## Begin

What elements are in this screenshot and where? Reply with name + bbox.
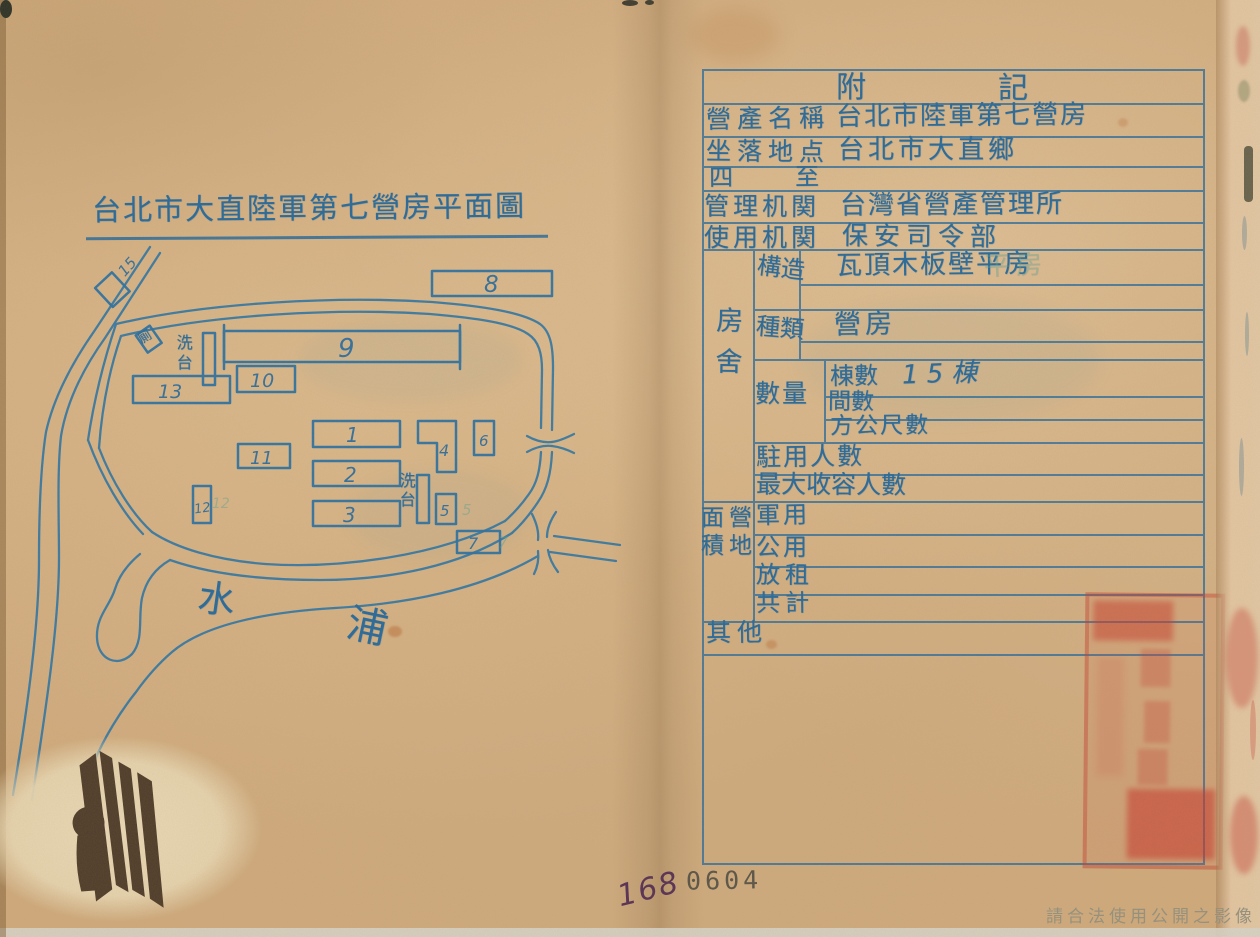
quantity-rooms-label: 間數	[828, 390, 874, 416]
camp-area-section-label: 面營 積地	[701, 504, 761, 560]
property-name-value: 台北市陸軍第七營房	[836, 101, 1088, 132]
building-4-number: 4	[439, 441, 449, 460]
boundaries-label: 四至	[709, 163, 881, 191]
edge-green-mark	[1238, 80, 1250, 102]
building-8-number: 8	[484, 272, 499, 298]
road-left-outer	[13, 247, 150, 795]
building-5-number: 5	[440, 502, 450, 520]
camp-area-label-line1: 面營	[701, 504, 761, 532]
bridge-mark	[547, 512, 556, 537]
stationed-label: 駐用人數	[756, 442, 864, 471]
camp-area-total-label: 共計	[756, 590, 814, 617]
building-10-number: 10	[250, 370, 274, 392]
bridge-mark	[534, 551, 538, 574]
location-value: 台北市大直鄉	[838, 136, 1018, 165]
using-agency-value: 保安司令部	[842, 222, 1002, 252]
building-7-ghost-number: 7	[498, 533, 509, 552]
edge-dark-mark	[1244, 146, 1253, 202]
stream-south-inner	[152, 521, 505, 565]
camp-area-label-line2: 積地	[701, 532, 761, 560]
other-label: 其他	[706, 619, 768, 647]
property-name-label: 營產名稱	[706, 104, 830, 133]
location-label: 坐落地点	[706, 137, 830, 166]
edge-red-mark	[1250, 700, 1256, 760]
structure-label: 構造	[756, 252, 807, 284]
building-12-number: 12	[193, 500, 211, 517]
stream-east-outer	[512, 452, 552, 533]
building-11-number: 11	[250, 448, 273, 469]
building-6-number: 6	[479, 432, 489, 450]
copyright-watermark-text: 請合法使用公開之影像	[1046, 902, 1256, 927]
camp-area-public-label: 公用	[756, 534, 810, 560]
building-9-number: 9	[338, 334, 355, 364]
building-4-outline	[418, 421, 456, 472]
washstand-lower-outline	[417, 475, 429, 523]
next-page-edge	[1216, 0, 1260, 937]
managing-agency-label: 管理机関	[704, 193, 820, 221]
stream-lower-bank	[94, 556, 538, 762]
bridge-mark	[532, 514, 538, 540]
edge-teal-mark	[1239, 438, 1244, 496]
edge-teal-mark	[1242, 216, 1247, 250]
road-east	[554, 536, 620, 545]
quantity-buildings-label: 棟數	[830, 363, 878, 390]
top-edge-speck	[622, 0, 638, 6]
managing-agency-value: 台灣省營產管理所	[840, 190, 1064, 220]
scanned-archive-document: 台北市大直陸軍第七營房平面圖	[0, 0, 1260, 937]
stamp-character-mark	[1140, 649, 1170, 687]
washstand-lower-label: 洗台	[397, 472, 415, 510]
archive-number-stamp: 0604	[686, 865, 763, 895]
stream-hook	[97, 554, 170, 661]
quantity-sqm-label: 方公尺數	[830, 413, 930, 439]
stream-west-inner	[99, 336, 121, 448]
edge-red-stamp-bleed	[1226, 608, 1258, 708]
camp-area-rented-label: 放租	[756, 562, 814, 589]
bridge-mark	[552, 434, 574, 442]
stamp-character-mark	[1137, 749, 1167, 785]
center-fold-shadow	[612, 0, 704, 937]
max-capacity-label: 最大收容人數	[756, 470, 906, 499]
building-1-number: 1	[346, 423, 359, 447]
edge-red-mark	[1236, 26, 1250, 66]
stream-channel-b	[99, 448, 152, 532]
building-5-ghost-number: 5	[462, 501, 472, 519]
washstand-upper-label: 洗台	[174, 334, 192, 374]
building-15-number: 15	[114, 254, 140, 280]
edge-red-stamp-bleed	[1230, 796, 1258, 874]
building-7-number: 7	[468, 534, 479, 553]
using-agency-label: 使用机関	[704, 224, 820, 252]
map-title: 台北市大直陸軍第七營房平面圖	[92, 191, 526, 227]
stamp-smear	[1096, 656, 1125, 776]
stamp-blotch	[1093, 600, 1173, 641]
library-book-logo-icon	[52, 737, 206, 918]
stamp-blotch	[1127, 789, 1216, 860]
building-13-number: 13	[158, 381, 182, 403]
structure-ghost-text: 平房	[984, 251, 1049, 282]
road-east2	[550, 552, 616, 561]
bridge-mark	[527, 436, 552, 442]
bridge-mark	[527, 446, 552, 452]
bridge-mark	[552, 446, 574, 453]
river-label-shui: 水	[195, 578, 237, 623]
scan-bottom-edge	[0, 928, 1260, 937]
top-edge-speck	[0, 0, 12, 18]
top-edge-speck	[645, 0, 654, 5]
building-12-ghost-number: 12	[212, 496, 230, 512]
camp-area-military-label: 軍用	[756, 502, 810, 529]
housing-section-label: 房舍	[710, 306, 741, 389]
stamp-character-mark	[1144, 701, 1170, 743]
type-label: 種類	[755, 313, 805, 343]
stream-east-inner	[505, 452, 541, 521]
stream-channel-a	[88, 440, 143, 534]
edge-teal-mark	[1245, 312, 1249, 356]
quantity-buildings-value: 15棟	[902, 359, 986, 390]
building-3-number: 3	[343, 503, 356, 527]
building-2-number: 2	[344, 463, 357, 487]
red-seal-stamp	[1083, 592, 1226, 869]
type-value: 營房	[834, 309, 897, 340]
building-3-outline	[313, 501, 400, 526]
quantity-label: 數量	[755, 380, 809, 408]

## End
## Begin

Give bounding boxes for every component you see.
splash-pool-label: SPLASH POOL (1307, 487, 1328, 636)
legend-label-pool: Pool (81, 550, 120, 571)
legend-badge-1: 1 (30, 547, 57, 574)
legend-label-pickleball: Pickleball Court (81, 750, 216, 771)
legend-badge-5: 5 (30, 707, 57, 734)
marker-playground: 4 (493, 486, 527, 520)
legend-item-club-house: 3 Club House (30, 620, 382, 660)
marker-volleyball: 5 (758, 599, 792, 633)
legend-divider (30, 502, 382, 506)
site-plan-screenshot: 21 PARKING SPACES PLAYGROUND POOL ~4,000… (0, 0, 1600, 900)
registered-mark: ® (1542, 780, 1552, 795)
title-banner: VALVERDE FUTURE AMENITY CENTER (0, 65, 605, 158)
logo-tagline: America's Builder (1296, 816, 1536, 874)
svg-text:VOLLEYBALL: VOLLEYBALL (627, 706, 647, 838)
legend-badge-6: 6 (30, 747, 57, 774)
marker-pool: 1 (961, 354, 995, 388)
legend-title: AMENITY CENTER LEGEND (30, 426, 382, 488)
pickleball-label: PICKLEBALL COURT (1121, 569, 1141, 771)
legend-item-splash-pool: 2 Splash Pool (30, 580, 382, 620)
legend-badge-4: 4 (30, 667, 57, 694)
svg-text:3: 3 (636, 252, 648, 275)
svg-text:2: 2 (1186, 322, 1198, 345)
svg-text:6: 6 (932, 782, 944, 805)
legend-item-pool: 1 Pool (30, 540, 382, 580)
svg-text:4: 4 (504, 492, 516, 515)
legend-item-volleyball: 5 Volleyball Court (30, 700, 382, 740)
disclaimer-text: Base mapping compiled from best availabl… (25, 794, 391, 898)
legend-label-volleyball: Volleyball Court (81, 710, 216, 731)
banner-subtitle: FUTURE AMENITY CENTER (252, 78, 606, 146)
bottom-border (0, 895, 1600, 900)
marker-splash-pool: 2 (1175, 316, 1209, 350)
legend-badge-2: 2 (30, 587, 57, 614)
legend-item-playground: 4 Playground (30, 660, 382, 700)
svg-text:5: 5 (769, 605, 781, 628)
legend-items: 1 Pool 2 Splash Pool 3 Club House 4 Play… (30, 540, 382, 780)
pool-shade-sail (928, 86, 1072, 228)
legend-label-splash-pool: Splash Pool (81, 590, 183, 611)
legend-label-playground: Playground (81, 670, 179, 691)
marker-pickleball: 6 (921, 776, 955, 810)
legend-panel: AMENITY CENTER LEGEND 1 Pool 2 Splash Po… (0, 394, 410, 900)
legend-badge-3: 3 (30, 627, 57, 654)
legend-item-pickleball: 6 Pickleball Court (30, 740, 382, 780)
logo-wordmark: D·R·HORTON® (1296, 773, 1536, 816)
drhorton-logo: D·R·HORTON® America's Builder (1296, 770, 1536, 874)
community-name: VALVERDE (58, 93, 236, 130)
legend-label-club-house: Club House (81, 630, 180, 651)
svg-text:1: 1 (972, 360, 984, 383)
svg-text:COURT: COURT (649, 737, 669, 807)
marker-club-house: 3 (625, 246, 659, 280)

## End

> Given request: Copy verbatim every line above, from the one containing "390, 874, 416]" down to the one containing "502, 450, 520]", including both.

> Completed task:
quantity-rooms-label: 間數	[828, 390, 874, 416]
camp-area-section-label: 面營 積地	[701, 504, 761, 560]
property-name-value: 台北市陸軍第七營房	[836, 101, 1088, 132]
building-4-number: 4	[439, 441, 449, 460]
boundaries-label: 四至	[709, 163, 881, 191]
edge-green-mark	[1238, 80, 1250, 102]
building-8-number: 8	[484, 272, 499, 298]
road-left-outer	[13, 247, 150, 795]
building-5-number: 5	[440, 502, 450, 520]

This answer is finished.